[TASK INPUTS]
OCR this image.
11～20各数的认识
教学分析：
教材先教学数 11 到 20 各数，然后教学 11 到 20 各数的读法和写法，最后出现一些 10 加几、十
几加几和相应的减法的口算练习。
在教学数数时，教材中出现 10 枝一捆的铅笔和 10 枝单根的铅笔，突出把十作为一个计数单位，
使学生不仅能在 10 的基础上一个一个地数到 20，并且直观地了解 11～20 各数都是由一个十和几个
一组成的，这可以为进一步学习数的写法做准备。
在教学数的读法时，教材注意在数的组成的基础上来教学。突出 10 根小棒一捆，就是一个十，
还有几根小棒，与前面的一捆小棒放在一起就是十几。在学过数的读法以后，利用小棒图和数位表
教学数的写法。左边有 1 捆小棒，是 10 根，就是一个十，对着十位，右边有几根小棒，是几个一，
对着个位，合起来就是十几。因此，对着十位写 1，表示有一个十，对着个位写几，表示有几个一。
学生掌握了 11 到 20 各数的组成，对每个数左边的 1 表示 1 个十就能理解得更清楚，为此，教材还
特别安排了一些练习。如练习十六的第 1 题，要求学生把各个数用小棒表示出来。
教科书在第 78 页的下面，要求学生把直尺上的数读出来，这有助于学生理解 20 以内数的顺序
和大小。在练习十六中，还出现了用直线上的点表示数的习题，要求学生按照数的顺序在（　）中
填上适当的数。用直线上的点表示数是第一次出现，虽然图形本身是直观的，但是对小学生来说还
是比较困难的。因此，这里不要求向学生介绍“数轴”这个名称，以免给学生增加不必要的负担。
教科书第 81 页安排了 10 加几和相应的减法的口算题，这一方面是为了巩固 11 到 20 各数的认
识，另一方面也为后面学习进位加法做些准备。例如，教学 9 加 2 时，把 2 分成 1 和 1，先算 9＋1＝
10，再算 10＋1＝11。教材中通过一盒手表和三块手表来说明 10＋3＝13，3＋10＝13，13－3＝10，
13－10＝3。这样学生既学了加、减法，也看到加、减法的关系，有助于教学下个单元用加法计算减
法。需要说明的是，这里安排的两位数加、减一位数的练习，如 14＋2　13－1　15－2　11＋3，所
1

[EXERCISE REQUIREMENTS]
Each line of the material above needs to be quoted exactly, please.

[FULL SOLUTION]
OCR this image.
11～20各数的认识
教学分析：
教材先教学数 11 到 20 各数，然后教学 11 到 20 各数的读法和写法，最后出现一些 10 加几、十
几加几和相应的减法的口算练习。
在教学数数时，教材中出现 10 枝一捆的铅笔和 10 枝单根的铅笔，突出把十作为一个计数单位，
使学生不仅能在 10 的基础上一个一个地数到 20，并且直观地了解 11～20 各数都是由一个十和几个
一组成的，这可以为进一步学习数的写法做准备。
在教学数的读法时，教材注意在数的组成的基础上来教学。突出 10 根小棒一捆，就是一个十，
还有几根小棒，与前面的一捆小棒放在一起就是十几。在学过数的读法以后，利用小棒图和数位表
教学数的写法。左边有 1 捆小棒，是 10 根，就是一个十，对着十位，右边有几根小棒，是几个一，
对着个位，合起来就是十几。因此，对着十位写 1，表示有一个十，对着个位写几，表示有几个一。
学生掌握了 11 到 20 各数的组成，对每个数左边的 1 表示 1 个十就能理解得更清楚，为此，教材还
特别安排了一些练习。如练习十六的第 1 题，要求学生把各个数用小棒表示出来。
教科书在第 78 页的下面，要求学生把直尺上的数读出来，这有助于学生理解 20 以内数的顺序
和大小。在练习十六中，还出现了用直线上的点表示数的习题，要求学生按照数的顺序在（　）中
填上适当的数。用直线上的点表示数是第一次出现，虽然图形本身是直观的，但是对小学生来说还
是比较困难的。因此，这里不要求向学生介绍“数轴”这个名称，以免给学生增加不必要的负担。
教科书第 81 页安排了 10 加几和相应的减法的口算题，这一方面是为了巩固 11 到 20 各数的认
识，另一方面也为后面学习进位加法做些准备。例如，教学 9 加 2 时，把 2 分成 1 和 1，先算 9＋1＝
10，再算 10＋1＝11。教材中通过一盒手表和三块手表来说明 10＋3＝13，3＋10＝13，13－3＝10，
13－10＝3。这样学生既学了加、减法，也看到加、减法的关系，有助于教学下个单元用加法计算减
法。需要说明的是，这里安排的两位数加、减一位数的练习，如 14＋2　13－1　15－2　11＋3，所
1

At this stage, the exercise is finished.